● **Recorded data**:
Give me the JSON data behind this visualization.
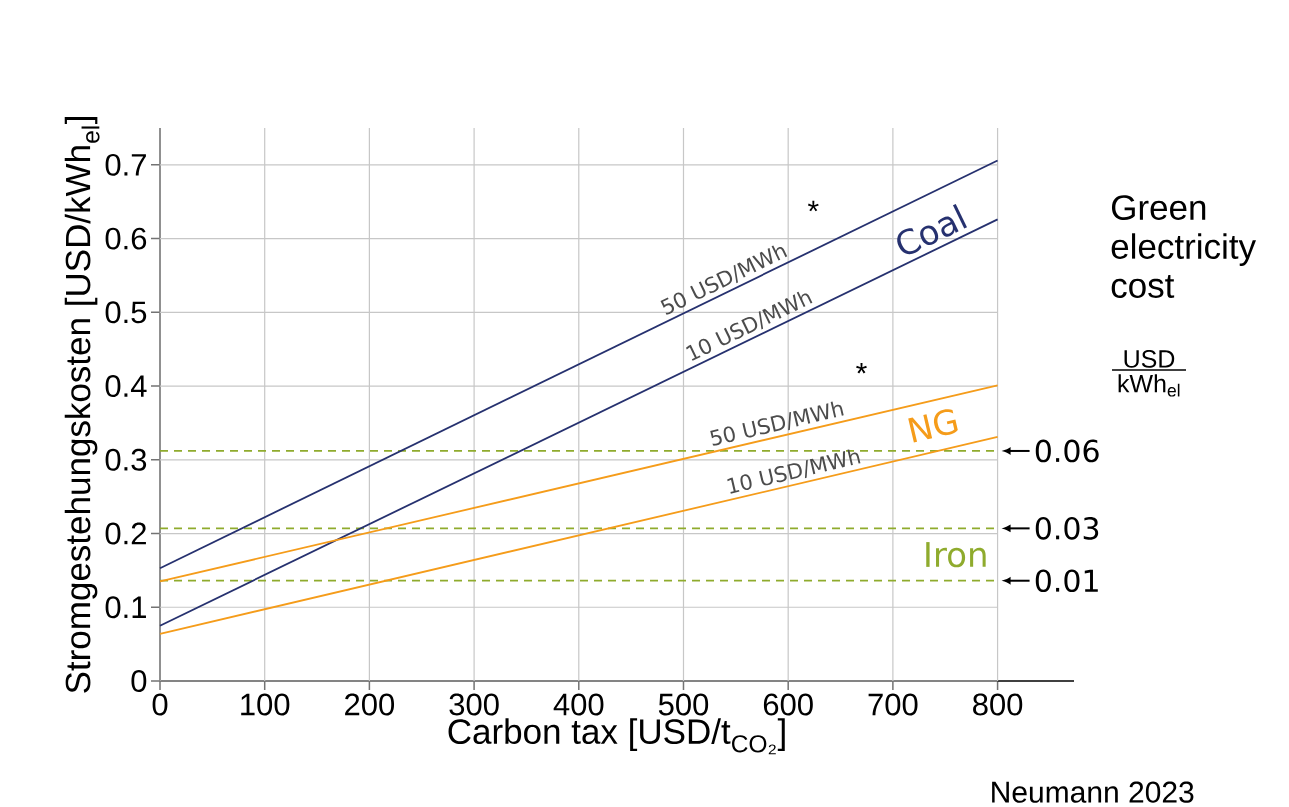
{
  "chart_data": {
    "type": "line",
    "xlabel": "Carbon tax [USD/t$_{CO₂}$]",
    "ylabel": "Stromgestehungskosten [USD/kWh$_{el}$]",
    "x": [
      0,
      800
    ],
    "series": [
      {
        "name": "50 USD/MWh",
        "color": "#26316f",
        "values": [
          0.153,
          0.706
        ]
      },
      {
        "name": "10 USD/MWh",
        "color": "#26316f",
        "values": [
          0.075,
          0.626
        ]
      },
      {
        "name": "50 USD/MWh",
        "color": "#f59c1a",
        "values": [
          0.135,
          0.401
        ]
      },
      {
        "name": "10 USD/MWh",
        "color": "#f59c1a",
        "values": [
          0.064,
          0.331
        ]
      }
    ],
    "xlim": [
      0,
      873
    ],
    "ylim": [
      0,
      0.75
    ],
    "xticks": [
      0,
      100,
      200,
      300,
      400,
      500,
      600,
      700,
      800
    ],
    "yticks": [
      0,
      0.1,
      0.2,
      0.3,
      0.4,
      0.5,
      0.6,
      0.7
    ],
    "grid": true,
    "marker": "none",
    "line_style": "solid",
    "ref_lines": [
      {
        "axis": "y",
        "value": 0.312,
        "color": "#8fab2d",
        "line_style": "dashed"
      },
      {
        "axis": "y",
        "value": 0.207,
        "color": "#8fab2d",
        "line_style": "dashed"
      },
      {
        "axis": "y",
        "value": 0.136,
        "color": "#8fab2d",
        "line_style": "dashed"
      }
    ],
    "annotations": [
      "Coal",
      "NG",
      "Iron",
      "*",
      "*",
      "Green electricity cost",
      "USD",
      "kWh$_{el}$",
      "Neumann 2023",
      "0.06",
      "0.03",
      "0.01"
    ]
  }
}
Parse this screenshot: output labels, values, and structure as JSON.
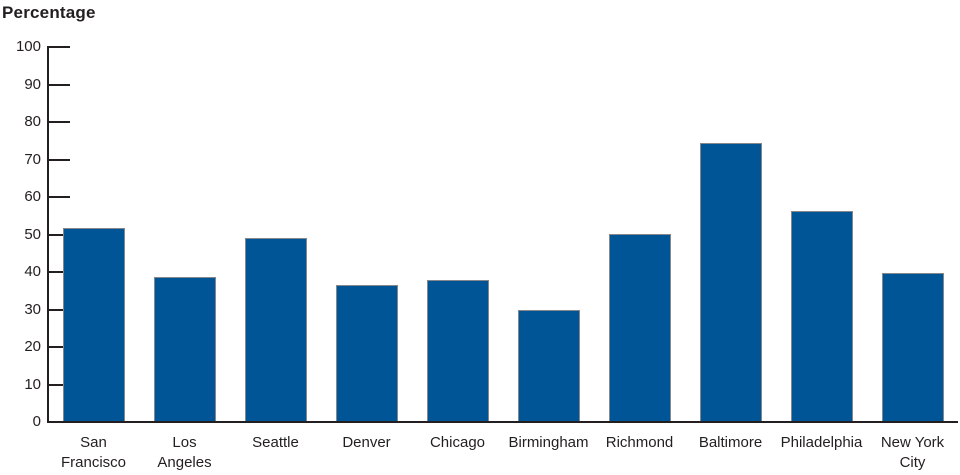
{
  "title": "Percentage",
  "chart_data": {
    "type": "bar",
    "title": "",
    "ylabel": "Percentage",
    "xlabel": "",
    "categories": [
      "San Francisco",
      "Los Angeles",
      "Seattle",
      "Denver",
      "Chicago",
      "Birmingham",
      "Richmond",
      "Baltimore",
      "Philadelphia",
      "New York City"
    ],
    "category_label_lines": [
      [
        "San",
        "Francisco"
      ],
      [
        "Los",
        "Angeles"
      ],
      [
        "Seattle"
      ],
      [
        "Denver"
      ],
      [
        "Chicago"
      ],
      [
        "Birmingham"
      ],
      [
        "Richmond"
      ],
      [
        "Baltimore"
      ],
      [
        "Philadelphia"
      ],
      [
        "New York",
        "City"
      ]
    ],
    "values": [
      51.8,
      38.8,
      49.2,
      36.5,
      37.8,
      30,
      50.1,
      74.3,
      56.2,
      39.8
    ],
    "y_ticks": [
      0,
      10,
      20,
      30,
      40,
      50,
      60,
      70,
      80,
      90,
      100
    ],
    "ylim": [
      0,
      100
    ],
    "grid": false,
    "legend": false,
    "bar_color": "#005596",
    "bar_border_color": "#85878a",
    "axis_color": "#231f20",
    "text_color": "#231f20"
  }
}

● **Written request**: Copy each line of the records precisely and drop any images they hold.

● **Worked answer**:
Give me the JSON data behind this visualization.
{
  "chart_data": {
    "type": "line",
    "xlabel": "Carbon tax [USD/t$_{CO₂}$]",
    "ylabel": "Stromgestehungskosten [USD/kWh$_{el}$]",
    "x": [
      0,
      800
    ],
    "series": [
      {
        "name": "50 USD/MWh",
        "color": "#26316f",
        "values": [
          0.153,
          0.706
        ]
      },
      {
        "name": "10 USD/MWh",
        "color": "#26316f",
        "values": [
          0.075,
          0.626
        ]
      },
      {
        "name": "50 USD/MWh",
        "color": "#f59c1a",
        "values": [
          0.135,
          0.401
        ]
      },
      {
        "name": "10 USD/MWh",
        "color": "#f59c1a",
        "values": [
          0.064,
          0.331
        ]
      }
    ],
    "xlim": [
      0,
      873
    ],
    "ylim": [
      0,
      0.75
    ],
    "xticks": [
      0,
      100,
      200,
      300,
      400,
      500,
      600,
      700,
      800
    ],
    "yticks": [
      0,
      0.1,
      0.2,
      0.3,
      0.4,
      0.5,
      0.6,
      0.7
    ],
    "grid": true,
    "marker": "none",
    "line_style": "solid",
    "ref_lines": [
      {
        "axis": "y",
        "value": 0.312,
        "color": "#8fab2d",
        "line_style": "dashed"
      },
      {
        "axis": "y",
        "value": 0.207,
        "color": "#8fab2d",
        "line_style": "dashed"
      },
      {
        "axis": "y",
        "value": 0.136,
        "color": "#8fab2d",
        "line_style": "dashed"
      }
    ],
    "annotations": [
      "Coal",
      "NG",
      "Iron",
      "*",
      "*",
      "Green electricity cost",
      "USD",
      "kWh$_{el}$",
      "Neumann 2023",
      "0.06",
      "0.03",
      "0.01"
    ]
  }
}
Parse this screenshot: output labels, values, and structure as JSON.
{
  "title": "Percentage",
  "chart_data": {
    "type": "bar",
    "title": "",
    "ylabel": "Percentage",
    "xlabel": "",
    "categories": [
      "San Francisco",
      "Los Angeles",
      "Seattle",
      "Denver",
      "Chicago",
      "Birmingham",
      "Richmond",
      "Baltimore",
      "Philadelphia",
      "New York City"
    ],
    "category_label_lines": [
      [
        "San",
        "Francisco"
      ],
      [
        "Los",
        "Angeles"
      ],
      [
        "Seattle"
      ],
      [
        "Denver"
      ],
      [
        "Chicago"
      ],
      [
        "Birmingham"
      ],
      [
        "Richmond"
      ],
      [
        "Baltimore"
      ],
      [
        "Philadelphia"
      ],
      [
        "New York",
        "City"
      ]
    ],
    "values": [
      51.8,
      38.8,
      49.2,
      36.5,
      37.8,
      30,
      50.1,
      74.3,
      56.2,
      39.8
    ],
    "y_ticks": [
      0,
      10,
      20,
      30,
      40,
      50,
      60,
      70,
      80,
      90,
      100
    ],
    "ylim": [
      0,
      100
    ],
    "grid": false,
    "legend": false,
    "bar_color": "#005596",
    "bar_border_color": "#85878a",
    "axis_color": "#231f20",
    "text_color": "#231f20"
  }
}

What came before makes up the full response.